## Work to be completed
From the records below, pull each line that has "Signature".

Items from a figure collection
*-*-*
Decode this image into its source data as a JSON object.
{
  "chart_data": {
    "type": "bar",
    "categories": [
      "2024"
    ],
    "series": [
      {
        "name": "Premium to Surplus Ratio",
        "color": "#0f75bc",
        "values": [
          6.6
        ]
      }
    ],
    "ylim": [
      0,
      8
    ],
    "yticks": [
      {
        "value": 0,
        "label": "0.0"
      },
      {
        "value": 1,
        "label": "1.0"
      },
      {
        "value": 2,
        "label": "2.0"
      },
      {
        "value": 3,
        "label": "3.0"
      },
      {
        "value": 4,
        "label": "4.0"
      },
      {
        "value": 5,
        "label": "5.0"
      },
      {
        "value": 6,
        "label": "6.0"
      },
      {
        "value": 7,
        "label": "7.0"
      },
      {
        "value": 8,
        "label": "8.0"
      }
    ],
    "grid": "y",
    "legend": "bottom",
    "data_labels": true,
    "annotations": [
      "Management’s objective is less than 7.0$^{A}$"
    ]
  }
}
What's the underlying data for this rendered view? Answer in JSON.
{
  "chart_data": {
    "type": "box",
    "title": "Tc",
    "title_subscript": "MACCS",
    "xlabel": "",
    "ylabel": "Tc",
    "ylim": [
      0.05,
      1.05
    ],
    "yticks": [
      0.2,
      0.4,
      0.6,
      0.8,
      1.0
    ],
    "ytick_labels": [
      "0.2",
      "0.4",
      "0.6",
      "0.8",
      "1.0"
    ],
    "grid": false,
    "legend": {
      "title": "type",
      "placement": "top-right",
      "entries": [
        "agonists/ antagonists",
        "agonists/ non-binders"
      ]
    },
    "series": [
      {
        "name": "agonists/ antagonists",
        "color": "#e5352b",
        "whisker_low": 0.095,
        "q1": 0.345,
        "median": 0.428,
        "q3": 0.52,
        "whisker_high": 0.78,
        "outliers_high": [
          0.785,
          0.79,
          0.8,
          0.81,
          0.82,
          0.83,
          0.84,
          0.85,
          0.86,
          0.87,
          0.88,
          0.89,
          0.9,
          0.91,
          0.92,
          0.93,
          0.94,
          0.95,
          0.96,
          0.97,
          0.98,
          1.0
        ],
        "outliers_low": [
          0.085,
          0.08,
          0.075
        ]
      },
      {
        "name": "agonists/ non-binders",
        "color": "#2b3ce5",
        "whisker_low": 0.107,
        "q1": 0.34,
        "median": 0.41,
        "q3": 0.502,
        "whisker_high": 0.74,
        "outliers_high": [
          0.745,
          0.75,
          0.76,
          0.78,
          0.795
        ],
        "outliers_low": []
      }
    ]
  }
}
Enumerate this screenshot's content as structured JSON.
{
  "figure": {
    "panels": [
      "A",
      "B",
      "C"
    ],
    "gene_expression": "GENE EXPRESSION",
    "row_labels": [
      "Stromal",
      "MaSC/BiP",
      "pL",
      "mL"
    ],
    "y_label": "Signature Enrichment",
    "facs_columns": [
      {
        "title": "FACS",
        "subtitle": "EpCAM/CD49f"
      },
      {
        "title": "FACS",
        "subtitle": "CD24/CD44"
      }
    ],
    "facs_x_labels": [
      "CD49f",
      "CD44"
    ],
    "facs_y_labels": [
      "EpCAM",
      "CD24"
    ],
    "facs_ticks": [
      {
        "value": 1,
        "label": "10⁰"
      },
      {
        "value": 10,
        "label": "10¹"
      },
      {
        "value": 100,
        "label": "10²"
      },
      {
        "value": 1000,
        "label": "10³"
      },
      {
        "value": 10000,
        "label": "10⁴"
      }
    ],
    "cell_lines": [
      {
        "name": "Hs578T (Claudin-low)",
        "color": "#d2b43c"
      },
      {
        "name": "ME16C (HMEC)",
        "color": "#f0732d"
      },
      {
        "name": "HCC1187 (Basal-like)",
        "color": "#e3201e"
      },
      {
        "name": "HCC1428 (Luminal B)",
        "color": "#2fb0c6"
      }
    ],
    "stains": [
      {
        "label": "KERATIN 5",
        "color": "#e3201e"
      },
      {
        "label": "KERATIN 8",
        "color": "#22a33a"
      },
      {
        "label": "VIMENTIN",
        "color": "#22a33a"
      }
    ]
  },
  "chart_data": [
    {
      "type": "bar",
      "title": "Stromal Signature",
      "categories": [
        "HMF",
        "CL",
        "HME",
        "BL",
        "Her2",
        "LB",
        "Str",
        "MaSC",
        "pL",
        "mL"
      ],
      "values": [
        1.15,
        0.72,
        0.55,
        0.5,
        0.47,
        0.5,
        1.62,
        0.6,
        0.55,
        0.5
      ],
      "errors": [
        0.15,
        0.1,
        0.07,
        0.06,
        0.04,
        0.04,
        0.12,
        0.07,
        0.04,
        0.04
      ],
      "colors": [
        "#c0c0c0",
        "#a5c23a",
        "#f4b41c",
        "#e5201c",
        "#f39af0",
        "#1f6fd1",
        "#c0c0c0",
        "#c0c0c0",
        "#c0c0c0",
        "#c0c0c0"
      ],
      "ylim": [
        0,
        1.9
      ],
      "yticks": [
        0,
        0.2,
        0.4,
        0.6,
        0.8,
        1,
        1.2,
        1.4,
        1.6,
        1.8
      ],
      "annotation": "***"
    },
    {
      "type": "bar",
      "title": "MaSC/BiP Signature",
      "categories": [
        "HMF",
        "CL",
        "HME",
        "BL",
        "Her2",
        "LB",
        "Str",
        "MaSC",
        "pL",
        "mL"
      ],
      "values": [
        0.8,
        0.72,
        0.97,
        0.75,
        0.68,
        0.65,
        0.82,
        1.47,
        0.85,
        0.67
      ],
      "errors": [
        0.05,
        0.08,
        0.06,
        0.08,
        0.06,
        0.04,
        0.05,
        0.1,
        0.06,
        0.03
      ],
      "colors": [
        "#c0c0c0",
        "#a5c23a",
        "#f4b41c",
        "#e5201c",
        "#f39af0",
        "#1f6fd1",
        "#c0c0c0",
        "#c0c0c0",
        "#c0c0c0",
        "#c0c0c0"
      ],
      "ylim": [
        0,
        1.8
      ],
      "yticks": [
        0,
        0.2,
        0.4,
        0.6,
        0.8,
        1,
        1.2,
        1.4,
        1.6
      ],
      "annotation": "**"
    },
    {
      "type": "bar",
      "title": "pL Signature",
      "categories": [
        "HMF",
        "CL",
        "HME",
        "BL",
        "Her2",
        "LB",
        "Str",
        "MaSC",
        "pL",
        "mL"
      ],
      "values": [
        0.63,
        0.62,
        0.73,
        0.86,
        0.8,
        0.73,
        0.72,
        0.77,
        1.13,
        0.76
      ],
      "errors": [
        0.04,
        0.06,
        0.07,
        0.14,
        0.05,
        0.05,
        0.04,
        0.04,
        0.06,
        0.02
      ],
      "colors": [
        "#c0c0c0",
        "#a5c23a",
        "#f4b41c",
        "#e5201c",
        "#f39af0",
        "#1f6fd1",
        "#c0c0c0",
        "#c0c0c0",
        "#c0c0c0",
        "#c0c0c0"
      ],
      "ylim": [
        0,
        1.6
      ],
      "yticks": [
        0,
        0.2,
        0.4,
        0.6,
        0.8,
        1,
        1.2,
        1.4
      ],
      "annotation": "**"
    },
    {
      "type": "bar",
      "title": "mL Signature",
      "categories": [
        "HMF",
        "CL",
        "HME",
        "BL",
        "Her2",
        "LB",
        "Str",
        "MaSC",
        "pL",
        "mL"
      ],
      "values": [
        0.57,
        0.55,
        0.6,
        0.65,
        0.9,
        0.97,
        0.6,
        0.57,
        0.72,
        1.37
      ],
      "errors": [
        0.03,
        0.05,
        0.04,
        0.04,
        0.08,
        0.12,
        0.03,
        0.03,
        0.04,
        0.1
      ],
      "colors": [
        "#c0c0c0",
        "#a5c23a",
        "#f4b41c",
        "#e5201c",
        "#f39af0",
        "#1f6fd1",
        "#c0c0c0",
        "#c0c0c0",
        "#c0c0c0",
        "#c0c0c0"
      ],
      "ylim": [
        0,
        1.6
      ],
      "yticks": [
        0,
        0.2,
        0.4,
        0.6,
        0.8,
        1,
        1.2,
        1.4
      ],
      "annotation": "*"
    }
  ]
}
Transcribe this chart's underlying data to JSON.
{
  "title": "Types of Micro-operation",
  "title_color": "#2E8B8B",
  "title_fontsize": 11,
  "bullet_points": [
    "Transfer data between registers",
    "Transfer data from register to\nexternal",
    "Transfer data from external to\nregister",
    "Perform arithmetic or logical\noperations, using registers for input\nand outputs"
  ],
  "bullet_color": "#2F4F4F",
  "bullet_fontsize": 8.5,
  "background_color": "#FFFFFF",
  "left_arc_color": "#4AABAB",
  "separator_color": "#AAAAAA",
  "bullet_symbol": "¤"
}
*-*-*
## Finished exercise
    "y_label": "Signature Enrichment",
      "title": "Stromal Signature",
      "title": "MaSC/BiP Signature",
      "title": "pL Signature",
      "title": "mL Signature",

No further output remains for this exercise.